### Do this
Look through the lines of the material and count those containing "heading". Give that count alone.

### Stored rows
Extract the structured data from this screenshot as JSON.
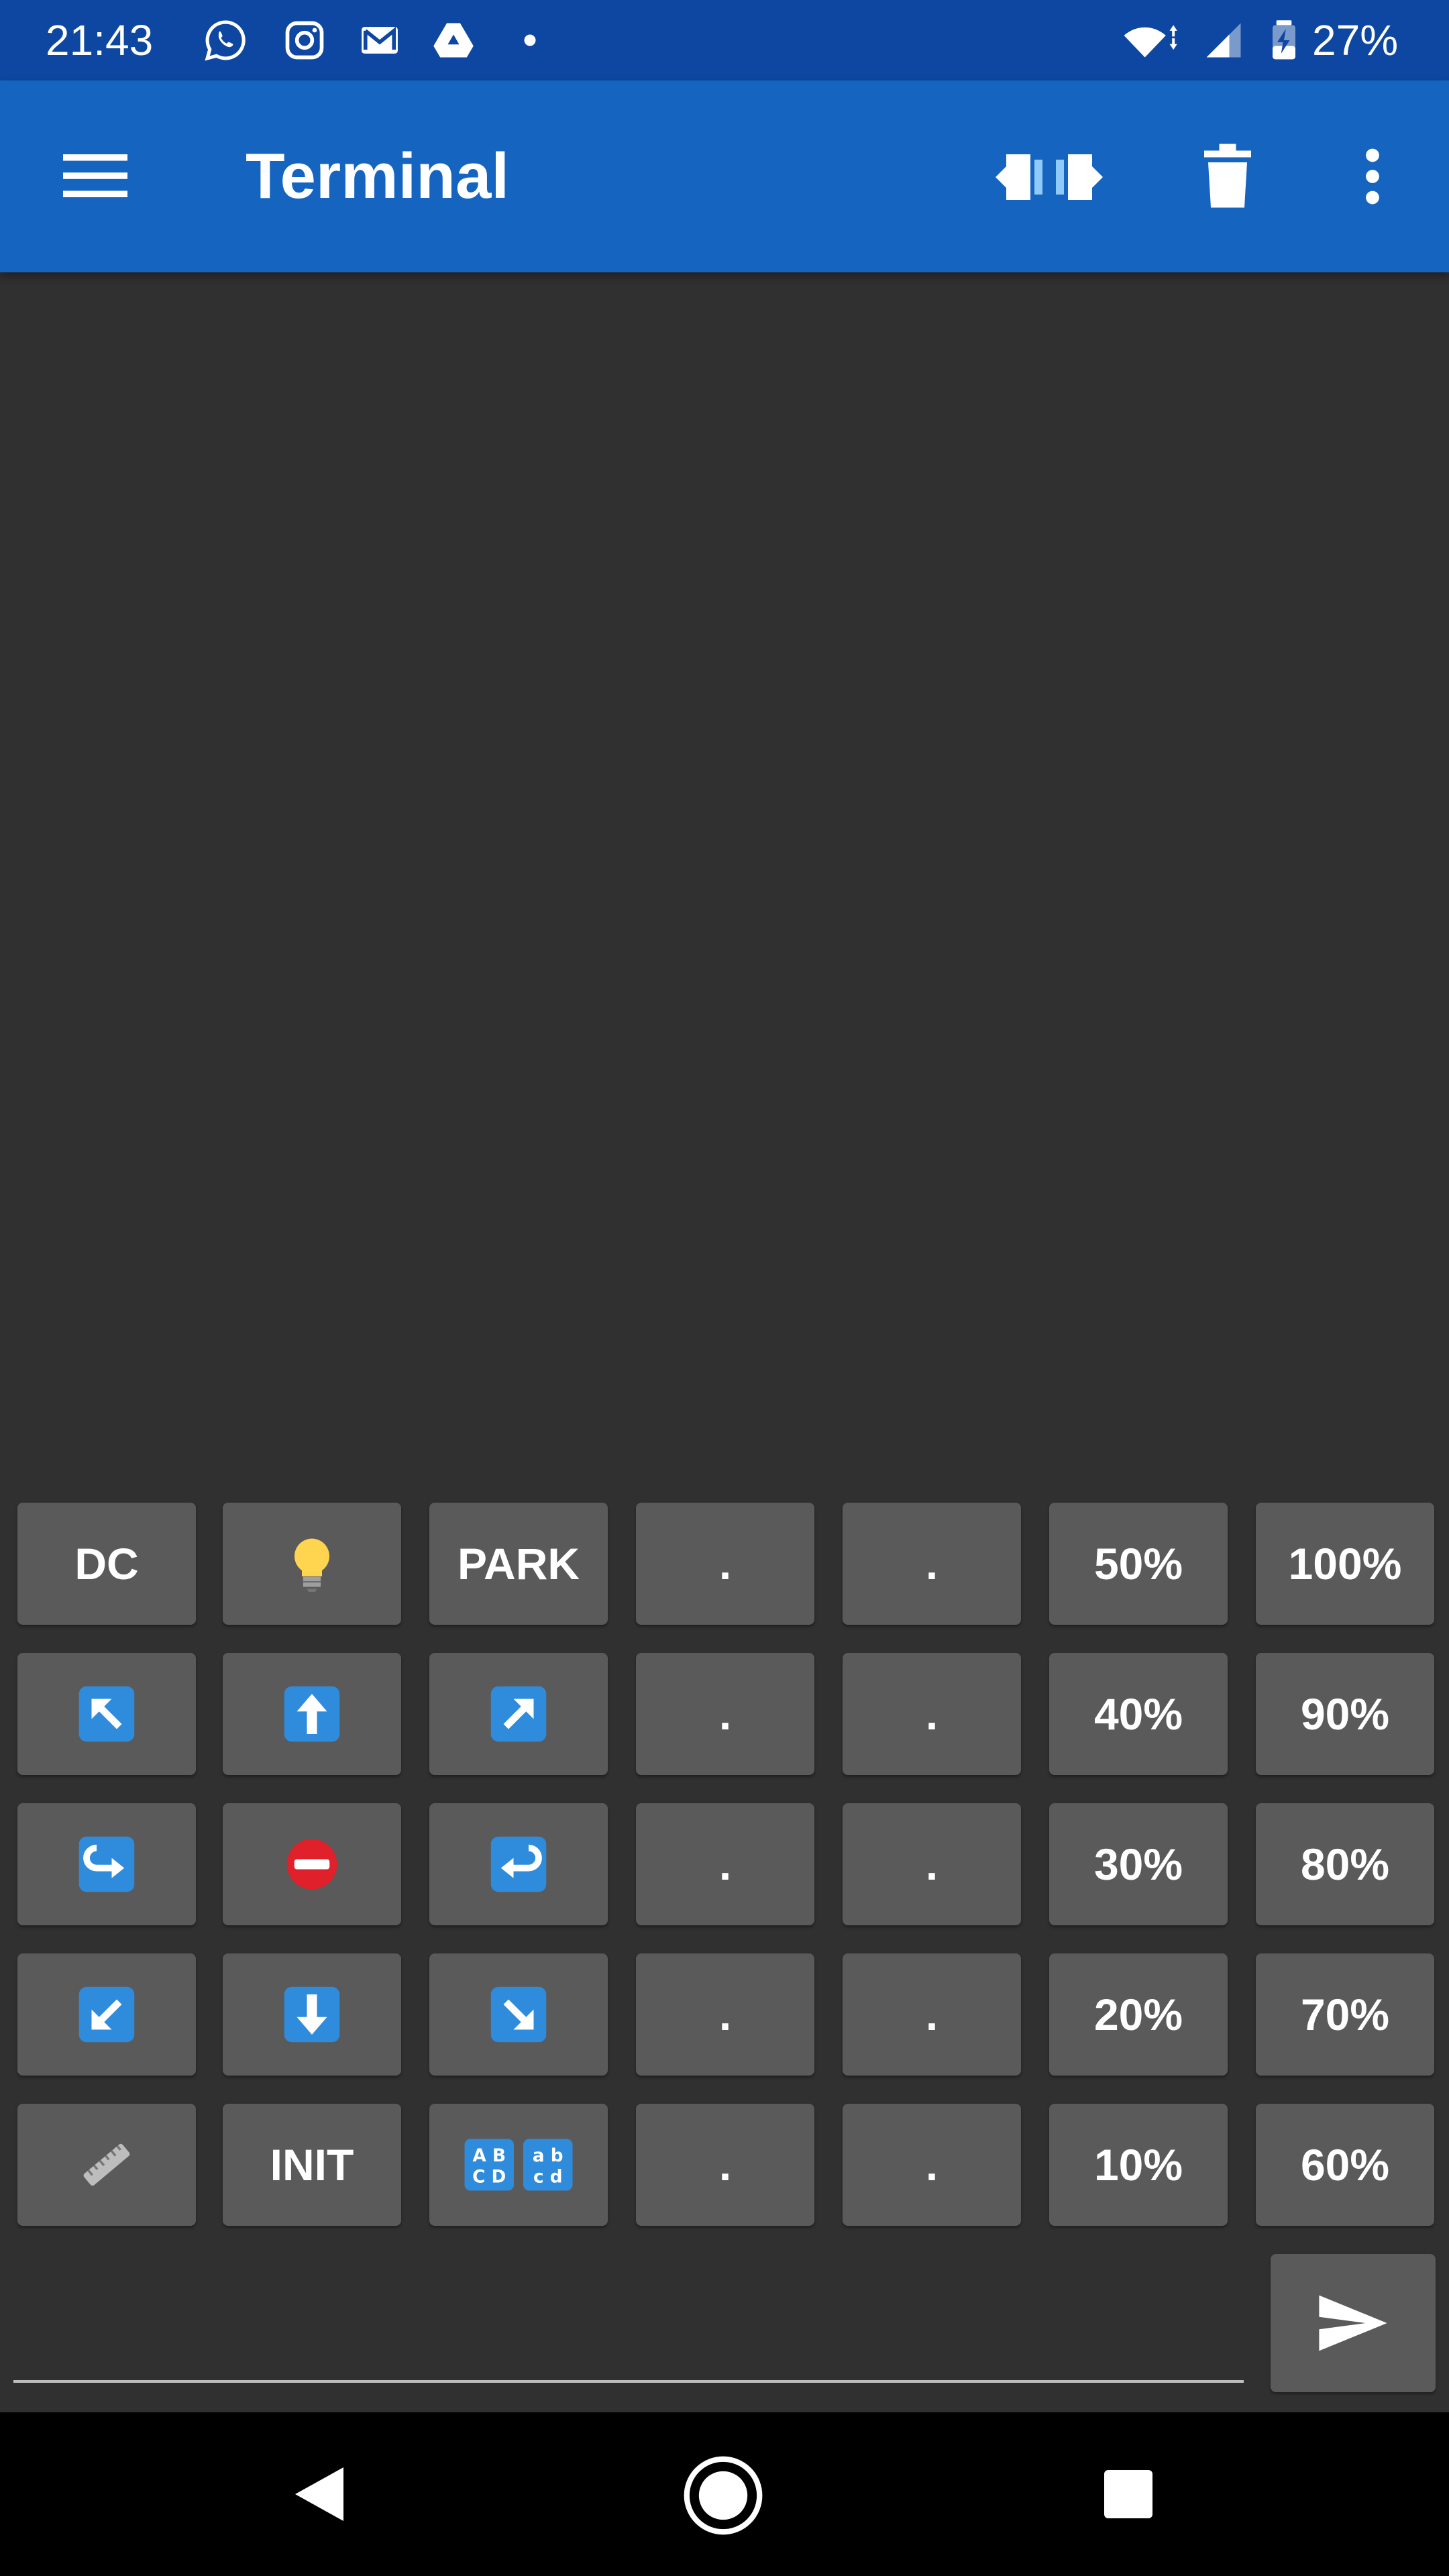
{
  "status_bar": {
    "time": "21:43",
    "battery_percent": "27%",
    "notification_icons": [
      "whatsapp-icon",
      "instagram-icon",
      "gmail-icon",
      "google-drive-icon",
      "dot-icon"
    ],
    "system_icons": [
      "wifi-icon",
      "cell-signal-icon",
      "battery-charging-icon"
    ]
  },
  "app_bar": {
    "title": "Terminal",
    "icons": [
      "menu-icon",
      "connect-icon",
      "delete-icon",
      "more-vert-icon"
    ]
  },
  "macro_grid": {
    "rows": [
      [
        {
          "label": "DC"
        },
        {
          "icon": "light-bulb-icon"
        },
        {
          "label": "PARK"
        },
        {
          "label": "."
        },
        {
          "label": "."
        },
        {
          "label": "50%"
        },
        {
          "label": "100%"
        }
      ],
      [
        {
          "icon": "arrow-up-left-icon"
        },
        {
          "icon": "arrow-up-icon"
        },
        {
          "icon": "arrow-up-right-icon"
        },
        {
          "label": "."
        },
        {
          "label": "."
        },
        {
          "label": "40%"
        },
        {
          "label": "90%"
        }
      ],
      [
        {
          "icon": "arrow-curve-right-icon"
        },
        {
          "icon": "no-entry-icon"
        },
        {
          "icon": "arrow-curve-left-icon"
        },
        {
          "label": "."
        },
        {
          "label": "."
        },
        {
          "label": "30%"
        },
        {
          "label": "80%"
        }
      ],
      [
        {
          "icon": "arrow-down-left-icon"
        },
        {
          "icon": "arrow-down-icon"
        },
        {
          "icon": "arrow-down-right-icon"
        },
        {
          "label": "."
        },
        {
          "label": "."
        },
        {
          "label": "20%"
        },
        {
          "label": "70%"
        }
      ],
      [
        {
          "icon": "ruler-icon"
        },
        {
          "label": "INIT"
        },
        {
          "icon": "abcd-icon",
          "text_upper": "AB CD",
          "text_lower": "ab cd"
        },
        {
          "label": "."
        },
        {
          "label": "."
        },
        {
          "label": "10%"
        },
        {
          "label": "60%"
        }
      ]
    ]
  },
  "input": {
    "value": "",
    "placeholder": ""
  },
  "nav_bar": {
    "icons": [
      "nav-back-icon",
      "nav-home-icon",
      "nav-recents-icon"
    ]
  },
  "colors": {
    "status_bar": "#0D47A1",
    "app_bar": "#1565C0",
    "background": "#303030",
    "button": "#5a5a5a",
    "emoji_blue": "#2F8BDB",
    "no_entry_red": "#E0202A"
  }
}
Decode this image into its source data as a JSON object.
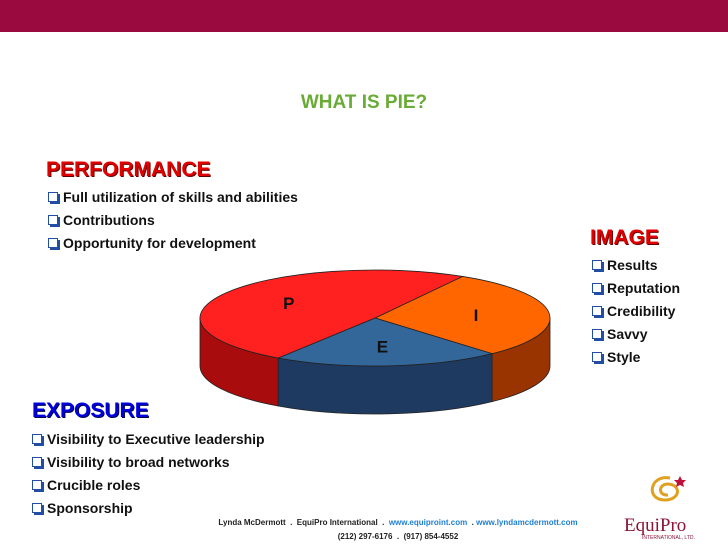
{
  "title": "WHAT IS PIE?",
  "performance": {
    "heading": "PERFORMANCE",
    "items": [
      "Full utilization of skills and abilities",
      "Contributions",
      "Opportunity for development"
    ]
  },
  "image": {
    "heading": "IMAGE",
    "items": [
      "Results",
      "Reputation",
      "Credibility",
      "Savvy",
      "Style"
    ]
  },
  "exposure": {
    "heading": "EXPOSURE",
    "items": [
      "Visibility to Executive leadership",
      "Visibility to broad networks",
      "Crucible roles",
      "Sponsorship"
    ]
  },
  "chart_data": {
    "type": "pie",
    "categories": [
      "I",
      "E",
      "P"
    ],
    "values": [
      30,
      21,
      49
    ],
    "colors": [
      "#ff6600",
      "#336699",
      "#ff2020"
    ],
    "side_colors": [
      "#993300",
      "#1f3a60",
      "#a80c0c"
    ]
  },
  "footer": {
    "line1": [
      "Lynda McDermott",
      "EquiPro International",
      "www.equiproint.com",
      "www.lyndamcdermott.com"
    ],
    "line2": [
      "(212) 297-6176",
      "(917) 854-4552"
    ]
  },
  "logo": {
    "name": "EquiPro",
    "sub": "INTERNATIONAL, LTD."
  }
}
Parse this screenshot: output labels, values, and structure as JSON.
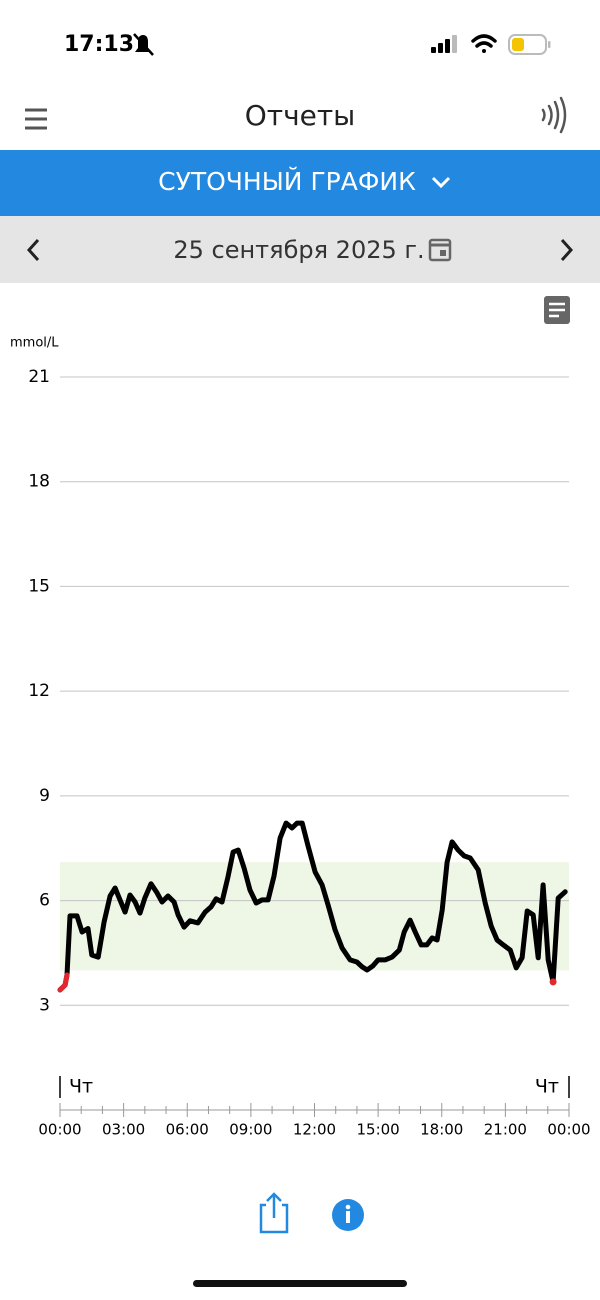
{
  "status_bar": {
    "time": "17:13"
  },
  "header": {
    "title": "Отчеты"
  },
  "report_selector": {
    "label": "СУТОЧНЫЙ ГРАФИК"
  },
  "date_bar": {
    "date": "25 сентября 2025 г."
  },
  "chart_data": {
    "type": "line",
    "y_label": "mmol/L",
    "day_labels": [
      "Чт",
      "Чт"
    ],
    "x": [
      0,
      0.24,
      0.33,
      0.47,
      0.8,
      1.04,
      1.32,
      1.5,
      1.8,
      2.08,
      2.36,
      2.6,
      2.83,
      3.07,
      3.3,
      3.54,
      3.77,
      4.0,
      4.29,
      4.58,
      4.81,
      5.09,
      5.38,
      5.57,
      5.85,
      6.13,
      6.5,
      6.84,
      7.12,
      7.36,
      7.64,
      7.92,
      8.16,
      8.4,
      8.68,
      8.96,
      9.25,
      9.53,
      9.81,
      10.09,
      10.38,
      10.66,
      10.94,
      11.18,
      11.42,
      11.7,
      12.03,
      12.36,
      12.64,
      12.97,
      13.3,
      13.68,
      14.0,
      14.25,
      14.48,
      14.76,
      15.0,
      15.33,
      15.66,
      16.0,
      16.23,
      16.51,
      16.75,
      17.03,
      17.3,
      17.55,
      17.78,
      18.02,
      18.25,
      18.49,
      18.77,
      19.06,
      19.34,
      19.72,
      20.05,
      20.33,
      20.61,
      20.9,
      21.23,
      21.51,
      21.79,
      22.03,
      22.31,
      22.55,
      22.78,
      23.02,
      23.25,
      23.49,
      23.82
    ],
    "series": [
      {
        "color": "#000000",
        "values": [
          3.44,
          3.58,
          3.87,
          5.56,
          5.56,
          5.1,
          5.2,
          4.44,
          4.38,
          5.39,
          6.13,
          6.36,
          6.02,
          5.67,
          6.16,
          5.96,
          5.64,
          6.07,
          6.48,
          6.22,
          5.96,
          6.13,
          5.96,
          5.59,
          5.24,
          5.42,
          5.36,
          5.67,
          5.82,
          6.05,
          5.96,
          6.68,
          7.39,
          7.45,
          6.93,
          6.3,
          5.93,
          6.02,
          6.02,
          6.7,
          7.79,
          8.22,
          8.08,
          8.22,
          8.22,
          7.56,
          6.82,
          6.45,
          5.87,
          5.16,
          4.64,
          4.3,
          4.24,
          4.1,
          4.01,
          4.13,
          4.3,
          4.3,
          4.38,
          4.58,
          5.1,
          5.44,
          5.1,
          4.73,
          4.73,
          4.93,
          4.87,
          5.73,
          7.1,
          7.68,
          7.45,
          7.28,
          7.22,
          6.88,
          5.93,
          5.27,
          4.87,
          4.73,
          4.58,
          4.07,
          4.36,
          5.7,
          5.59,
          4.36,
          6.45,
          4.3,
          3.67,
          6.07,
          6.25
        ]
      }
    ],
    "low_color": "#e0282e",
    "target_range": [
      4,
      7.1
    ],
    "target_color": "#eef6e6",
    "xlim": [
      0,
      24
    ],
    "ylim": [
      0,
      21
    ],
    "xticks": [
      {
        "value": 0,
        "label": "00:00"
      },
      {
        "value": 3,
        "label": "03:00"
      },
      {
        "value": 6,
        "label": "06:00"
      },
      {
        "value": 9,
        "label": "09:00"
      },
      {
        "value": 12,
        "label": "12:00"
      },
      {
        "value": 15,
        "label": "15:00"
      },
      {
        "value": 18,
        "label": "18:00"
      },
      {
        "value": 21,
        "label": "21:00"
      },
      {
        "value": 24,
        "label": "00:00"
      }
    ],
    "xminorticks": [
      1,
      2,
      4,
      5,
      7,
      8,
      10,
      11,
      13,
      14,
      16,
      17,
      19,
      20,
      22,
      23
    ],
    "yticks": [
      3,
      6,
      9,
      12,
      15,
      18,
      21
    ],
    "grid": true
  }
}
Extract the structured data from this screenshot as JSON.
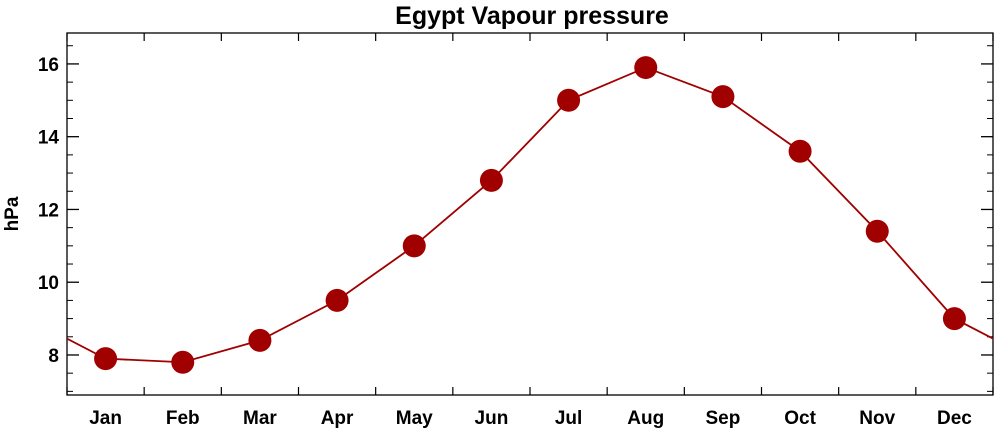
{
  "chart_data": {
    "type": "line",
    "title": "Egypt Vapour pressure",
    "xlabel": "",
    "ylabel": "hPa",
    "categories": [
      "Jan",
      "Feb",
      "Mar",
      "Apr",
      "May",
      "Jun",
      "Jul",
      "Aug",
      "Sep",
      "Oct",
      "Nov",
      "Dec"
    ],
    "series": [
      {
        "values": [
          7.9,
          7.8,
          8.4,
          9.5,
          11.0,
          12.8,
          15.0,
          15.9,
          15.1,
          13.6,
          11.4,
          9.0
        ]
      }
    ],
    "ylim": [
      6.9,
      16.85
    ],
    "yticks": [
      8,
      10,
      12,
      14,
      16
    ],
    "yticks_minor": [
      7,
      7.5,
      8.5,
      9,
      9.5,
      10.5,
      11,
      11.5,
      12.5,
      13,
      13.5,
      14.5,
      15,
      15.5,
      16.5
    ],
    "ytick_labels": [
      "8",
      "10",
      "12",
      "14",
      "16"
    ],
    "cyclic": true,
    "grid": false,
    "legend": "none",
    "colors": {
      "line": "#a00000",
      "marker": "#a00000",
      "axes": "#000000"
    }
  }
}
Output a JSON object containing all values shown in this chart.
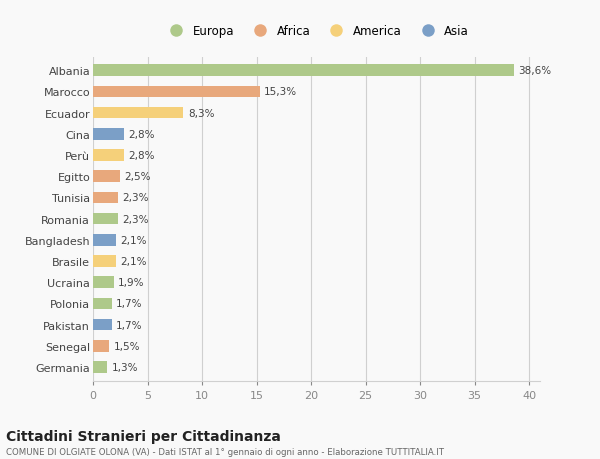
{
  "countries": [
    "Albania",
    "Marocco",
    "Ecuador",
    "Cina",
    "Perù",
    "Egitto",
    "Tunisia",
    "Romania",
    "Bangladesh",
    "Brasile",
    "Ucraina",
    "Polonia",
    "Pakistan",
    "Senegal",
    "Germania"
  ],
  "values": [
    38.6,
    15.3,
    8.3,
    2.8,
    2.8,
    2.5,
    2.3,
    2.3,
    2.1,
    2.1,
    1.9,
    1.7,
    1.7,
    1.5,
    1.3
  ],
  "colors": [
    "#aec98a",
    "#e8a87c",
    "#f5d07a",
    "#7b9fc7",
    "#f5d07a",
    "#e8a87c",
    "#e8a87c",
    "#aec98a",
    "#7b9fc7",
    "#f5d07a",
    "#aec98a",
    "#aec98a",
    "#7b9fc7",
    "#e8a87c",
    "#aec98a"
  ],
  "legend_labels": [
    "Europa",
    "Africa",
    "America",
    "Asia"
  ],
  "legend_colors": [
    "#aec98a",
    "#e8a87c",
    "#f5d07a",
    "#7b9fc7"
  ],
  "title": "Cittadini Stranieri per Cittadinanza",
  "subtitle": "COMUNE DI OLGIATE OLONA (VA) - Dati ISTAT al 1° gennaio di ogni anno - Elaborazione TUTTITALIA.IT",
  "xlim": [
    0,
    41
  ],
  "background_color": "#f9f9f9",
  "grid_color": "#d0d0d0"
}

### Written reply
3